Dataset entries
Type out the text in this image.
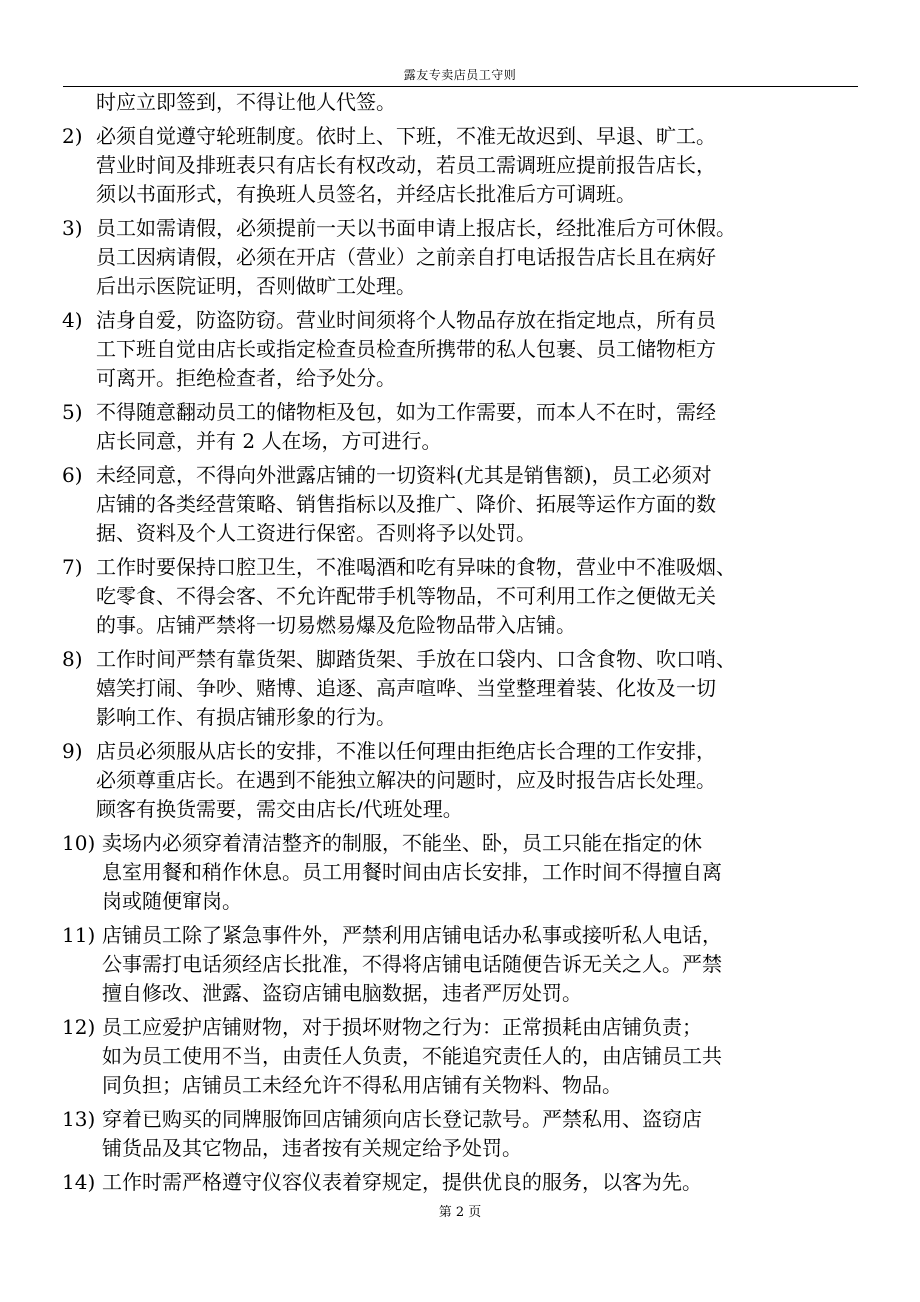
露友专卖店员工守则
时应立即签到，不得让他人代签。
2) 必须自觉遵守轮班制度。依时上、下班，不准无故迟到、早退、旷工。
营业时间及排班表只有店长有权改动，若员工需调班应提前报告店长，
须以书面形式，有换班人员签名，并经店长批准后方可调班。
3) 员工如需请假，必须提前一天以书面申请上报店长，经批准后方可休假。
员工因病请假，必须在开店（营业）之前亲自打电话报告店长且在病好
后出示医院证明，否则做旷工处理。
4) 洁身自爱，防盗防窃。营业时间须将个人物品存放在指定地点，所有员
工下班自觉由店长或指定检查员检查所携带的私人包裹、员工储物柜方
可离开。拒绝检查者，给予处分。
5) 不得随意翻动员工的储物柜及包，如为工作需要，而本人不在时，需经
店长同意，并有 2 人在场，方可进行。
6) 未经同意，不得向外泄露店铺的一切资料(尤其是销售额)，员工必须对
店铺的各类经营策略、销售指标以及推广、降价、拓展等运作方面的数
据、资料及个人工资进行保密。否则将予以处罚。
7) 工作时要保持口腔卫生，不准喝酒和吃有异味的食物，营业中不准吸烟、
吃零食、不得会客、不允许配带手机等物品，不可利用工作之便做无关
的事。店铺严禁将一切易燃易爆及危险物品带入店铺。
8) 工作时间严禁有靠货架、脚踏货架、手放在口袋内、口含食物、吹口哨、
嬉笑打闹、争吵、赌博、追逐、高声喧哗、当堂整理着装、化妆及一切
影响工作、有损店铺形象的行为。
9) 店员必须服从店长的安排，不准以任何理由拒绝店长合理的工作安排，
必须尊重店长。在遇到不能独立解决的问题时，应及时报告店长处理。
顾客有换货需要，需交由店长/代班处理。
10) 卖场内必须穿着清洁整齐的制服，不能坐、卧，员工只能在指定的休
息室用餐和稍作休息。员工用餐时间由店长安排，工作时间不得擅自离
岗或随便窜岗。
11) 店铺员工除了紧急事件外，严禁利用店铺电话办私事或接听私人电话，
公事需打电话须经店长批准，不得将店铺电话随便告诉无关之人。严禁
擅自修改、泄露、盗窃店铺电脑数据，违者严厉处罚。
12) 员工应爱护店铺财物，对于损坏财物之行为：正常损耗由店铺负责；
如为员工使用不当，由责任人负责，不能追究责任人的，由店铺员工共
同负担；店铺员工未经允许不得私用店铺有关物料、物品。
13) 穿着已购买的同牌服饰回店铺须向店长登记款号。严禁私用、盗窃店
铺货品及其它物品，违者按有关规定给予处罚。
14) 工作时需严格遵守仪容仪表着穿规定，提供优良的服务，以客为先。
第 2 页
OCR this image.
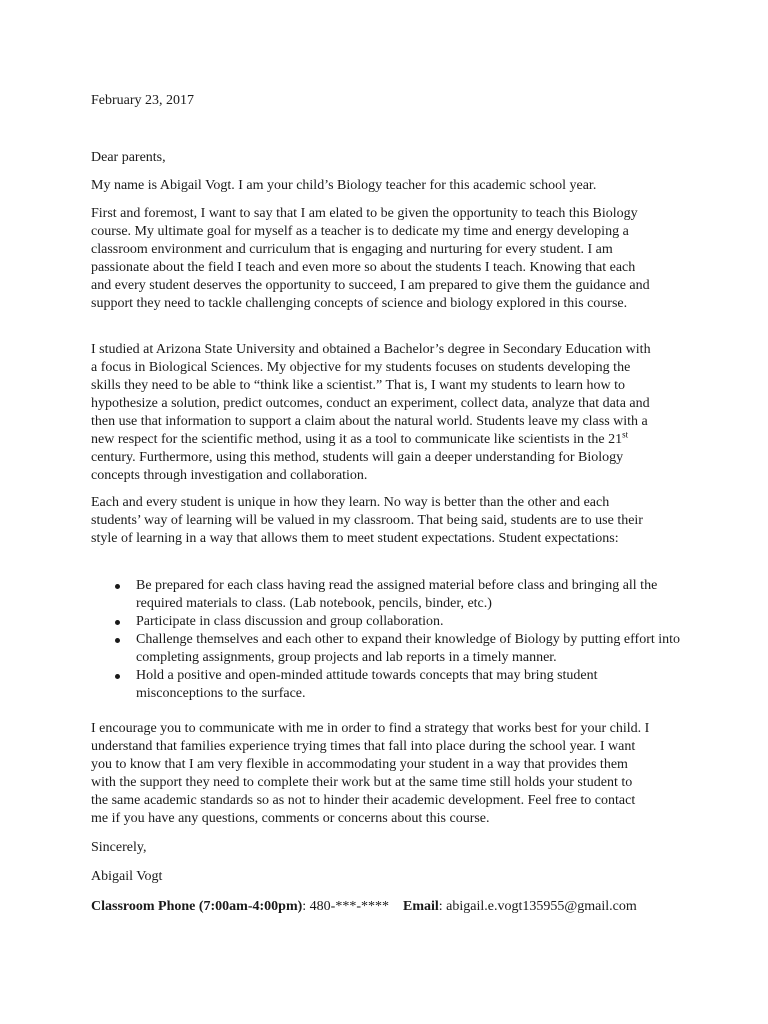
February 23, 2017
Dear parents,

My name is Abigail Vogt. I am your child’s Biology teacher for this academic school year.

First and foremost, I want to say that I am elated to be given the opportunity to teach this Biology course. My ultimate goal for myself as a teacher is to dedicate my time and energy developing a classroom environment and curriculum that is engaging and nurturing for every student. I am passionate about the field I teach and even more so about the students I teach. Knowing that each and every student deserves the opportunity to succeed, I am prepared to give them the guidance and support they need to tackle challenging concepts of science and biology explored in this course.

I studied at Arizona State University and obtained a Bachelor’s degree in Secondary Education with a focus in Biological Sciences. My objective for my students focuses on students developing the skills they need to be able to “think like a scientist.” That is, I want my students to learn how to hypothesize a solution, predict outcomes, conduct an experiment, collect data, analyze that data and then use that information to support a claim about the natural world. Students leave my class with a new respect for the scientific method, using it as a tool to communicate like scientists in the 21st century. Furthermore, using this method, students will gain a deeper understanding for Biology concepts through investigation and collaboration.

Each and every student is unique in how they learn. No way is better than the other and each students’ way of learning will be valued in my classroom. That being said, students are to use their style of learning in a way that allows them to meet student expectations. Student expectations:

Be prepared for each class having read the assigned material before class and bringing all the required materials to class. (Lab notebook, pencils, binder, etc.)
Participate in class discussion and group collaboration.
Challenge themselves and each other to expand their knowledge of Biology by putting effort into completing assignments, group projects and lab reports in a timely manner.
Hold a positive and open-minded attitude towards concepts that may bring student misconceptions to the surface.

I encourage you to communicate with me in order to find a strategy that works best for your child. I understand that families experience trying times that fall into place during the school year. I want you to know that I am very flexible in accommodating your student in a way that provides them with the support they need to complete their work but at the same time still holds your student to the same academic standards so as not to hinder their academic development. Feel free to contact me if you have any questions, comments or concerns about this course.

Sincerely,
Abigail Vogt
Classroom Phone (7:00am-4:00pm): 480-***-**** Email: abigail.e.vogt135955@gmail.com
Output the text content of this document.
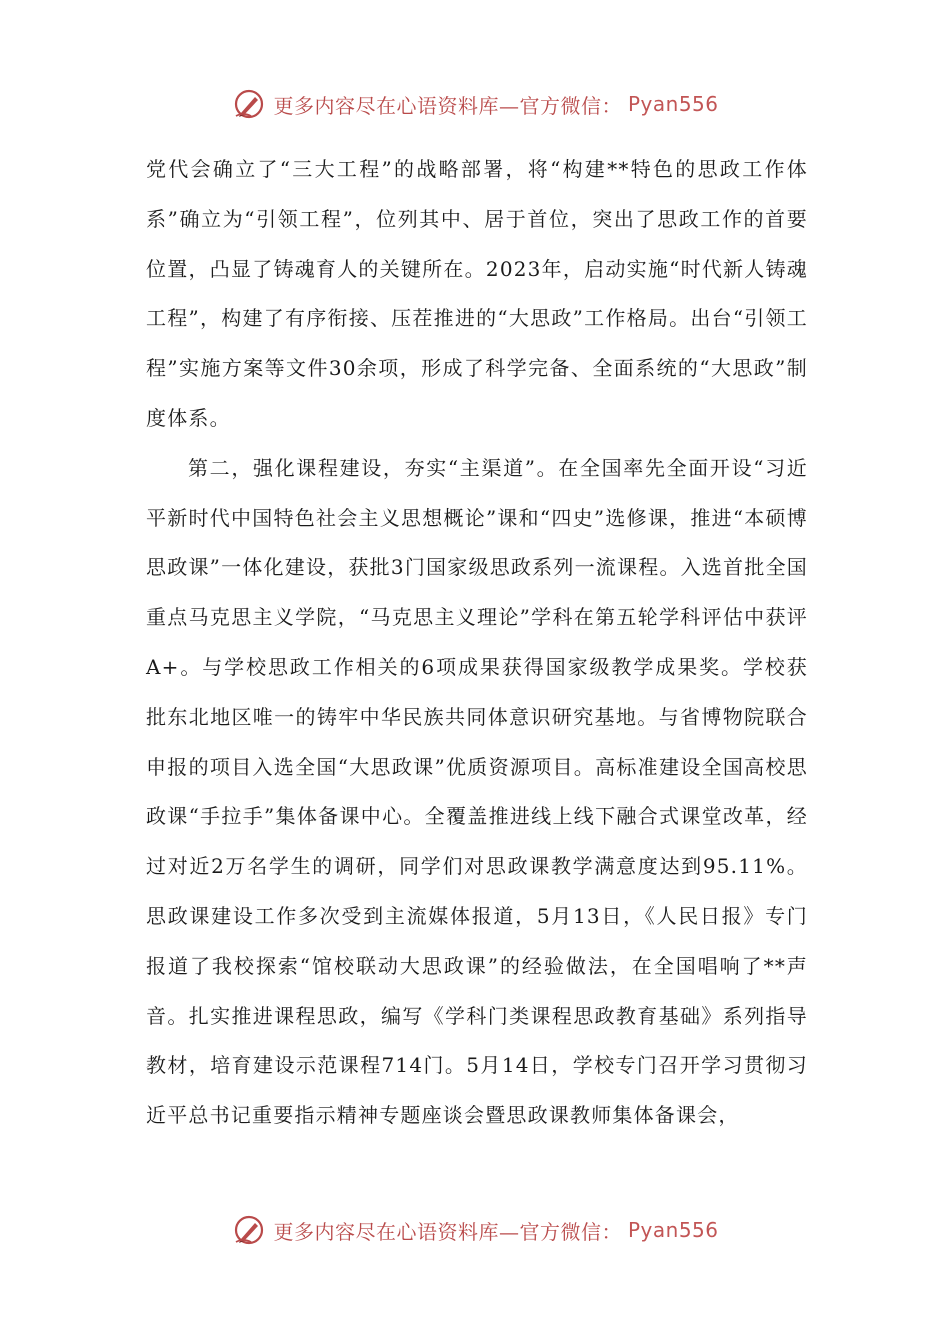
更多内容尽在心语资料库—官方微信： Pyan556

党代会确立了“三大工程”的战略部署，将“构建**特色的思政工作体系”确立为“引领工程”，位列其中、居于首位，突出了思政工作的首要位置，凸显了铸魂育人的关键所在。2023年，启动实施“时代新人铸魂工程”，构建了有序衔接、压茬推进的“大思政”工作格局。出台“引领工程”实施方案等文件30余项，形成了科学完备、全面系统的“大思政”制度体系。

第二，强化课程建设，夯实“主渠道”。在全国率先全面开设“习近平新时代中国特色社会主义思想概论”课和“四史”选修课，推进“本硕博思政课”一体化建设，获批3门国家级思政系列一流课程。入选首批全国重点马克思主义学院，“马克思主义理论”学科在第五轮学科评估中获评A+。与学校思政工作相关的6项成果获得国家级教学成果奖。学校获批东北地区唯一的铸牢中华民族共同体意识研究基地。与省博物院联合申报的项目入选全国“大思政课”优质资源项目。高标准建设全国高校思政课“手拉手”集体备课中心。全覆盖推进线上线下融合式课堂改革，经过对近2万名学生的调研，同学们对思政课教学满意度达到95.11%。思政课建设工作多次受到主流媒体报道，5月13日，《人民日报》专门报道了我校探索“馆校联动大思政课”的经验做法，在全国唱响了**声音。扎实推进课程思政，编写《学科门类课程思政教育基础》系列指导教材，培育建设示范课程714门。5月14日，学校专门召开学习贯彻习近平总书记重要指示精神专题座谈会暨思政课教师集体备课会，

更多内容尽在心语资料库—官方微信： Pyan556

- _AIM OF THE TASK_
Reply with nothing but the number of lines that contain the word "your".

- _WRITTEN RESPONSE_
2